--- start Data excerpts ---
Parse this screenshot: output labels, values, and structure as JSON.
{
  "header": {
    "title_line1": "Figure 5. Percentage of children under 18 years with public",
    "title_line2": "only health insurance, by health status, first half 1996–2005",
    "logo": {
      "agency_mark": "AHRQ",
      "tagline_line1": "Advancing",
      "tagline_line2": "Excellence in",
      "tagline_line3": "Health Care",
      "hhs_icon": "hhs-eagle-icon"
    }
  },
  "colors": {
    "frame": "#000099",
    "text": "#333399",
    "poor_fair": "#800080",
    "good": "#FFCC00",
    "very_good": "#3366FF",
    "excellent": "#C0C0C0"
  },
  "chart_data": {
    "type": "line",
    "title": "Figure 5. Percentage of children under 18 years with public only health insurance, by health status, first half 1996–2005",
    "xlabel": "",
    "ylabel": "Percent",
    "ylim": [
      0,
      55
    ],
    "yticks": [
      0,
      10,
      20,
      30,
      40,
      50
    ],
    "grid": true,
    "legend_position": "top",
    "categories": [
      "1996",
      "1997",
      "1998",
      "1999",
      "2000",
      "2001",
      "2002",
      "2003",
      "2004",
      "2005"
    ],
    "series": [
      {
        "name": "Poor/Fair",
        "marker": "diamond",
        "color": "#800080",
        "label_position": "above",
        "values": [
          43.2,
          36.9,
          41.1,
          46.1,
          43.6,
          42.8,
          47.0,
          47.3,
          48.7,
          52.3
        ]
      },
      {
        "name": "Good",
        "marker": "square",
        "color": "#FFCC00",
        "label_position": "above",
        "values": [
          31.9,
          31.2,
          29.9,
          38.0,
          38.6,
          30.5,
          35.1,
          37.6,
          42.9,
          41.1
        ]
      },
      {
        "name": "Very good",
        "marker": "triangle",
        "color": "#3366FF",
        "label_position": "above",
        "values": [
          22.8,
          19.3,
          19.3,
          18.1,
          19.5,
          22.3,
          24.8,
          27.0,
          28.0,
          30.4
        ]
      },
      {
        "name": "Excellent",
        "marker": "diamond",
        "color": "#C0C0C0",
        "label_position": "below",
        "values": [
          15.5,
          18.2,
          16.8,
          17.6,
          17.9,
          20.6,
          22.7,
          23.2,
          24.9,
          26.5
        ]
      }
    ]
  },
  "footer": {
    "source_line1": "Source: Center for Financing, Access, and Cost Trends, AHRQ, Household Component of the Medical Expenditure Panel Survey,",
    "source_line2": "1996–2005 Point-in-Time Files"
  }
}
--- end Data excerpts ---
#### Short task:
Your task is to repeat every line exactly.

#### Task solution:
Parse this screenshot: output labels, values, and structure as JSON.
{
  "header": {
    "title_line1": "Figure 5. Percentage of children under 18 years with public",
    "title_line2": "only health insurance, by health status, first half 1996–2005",
    "logo": {
      "agency_mark": "AHRQ",
      "tagline_line1": "Advancing",
      "tagline_line2": "Excellence in",
      "tagline_line3": "Health Care",
      "hhs_icon": "hhs-eagle-icon"
    }
  },
  "colors": {
    "frame": "#000099",
    "text": "#333399",
    "poor_fair": "#800080",
    "good": "#FFCC00",
    "very_good": "#3366FF",
    "excellent": "#C0C0C0"
  },
  "chart_data": {
    "type": "line",
    "title": "Figure 5. Percentage of children under 18 years with public only health insurance, by health status, first half 1996–2005",
    "xlabel": "",
    "ylabel": "Percent",
    "ylim": [
      0,
      55
    ],
    "yticks": [
      0,
      10,
      20,
      30,
      40,
      50
    ],
    "grid": true,
    "legend_position": "top",
    "categories": [
      "1996",
      "1997",
      "1998",
      "1999",
      "2000",
      "2001",
      "2002",
      "2003",
      "2004",
      "2005"
    ],
    "series": [
      {
        "name": "Poor/Fair",
        "marker": "diamond",
        "color": "#800080",
        "label_position": "above",
        "values": [
          43.2,
          36.9,
          41.1,
          46.1,
          43.6,
          42.8,
          47.0,
          47.3,
          48.7,
          52.3
        ]
      },
      {
        "name": "Good",
        "marker": "square",
        "color": "#FFCC00",
        "label_position": "above",
        "values": [
          31.9,
          31.2,
          29.9,
          38.0,
          38.6,
          30.5,
          35.1,
          37.6,
          42.9,
          41.1
        ]
      },
      {
        "name": "Very good",
        "marker": "triangle",
        "color": "#3366FF",
        "label_position": "above",
        "values": [
          22.8,
          19.3,
          19.3,
          18.1,
          19.5,
          22.3,
          24.8,
          27.0,
          28.0,
          30.4
        ]
      },
      {
        "name": "Excellent",
        "marker": "diamond",
        "color": "#C0C0C0",
        "label_position": "below",
        "values": [
          15.5,
          18.2,
          16.8,
          17.6,
          17.9,
          20.6,
          22.7,
          23.2,
          24.9,
          26.5
        ]
      }
    ]
  },
  "footer": {
    "source_line1": "Source: Center for Financing, Access, and Cost Trends, AHRQ, Household Component of the Medical Expenditure Panel Survey,",
    "source_line2": "1996–2005 Point-in-Time Files"
  }
}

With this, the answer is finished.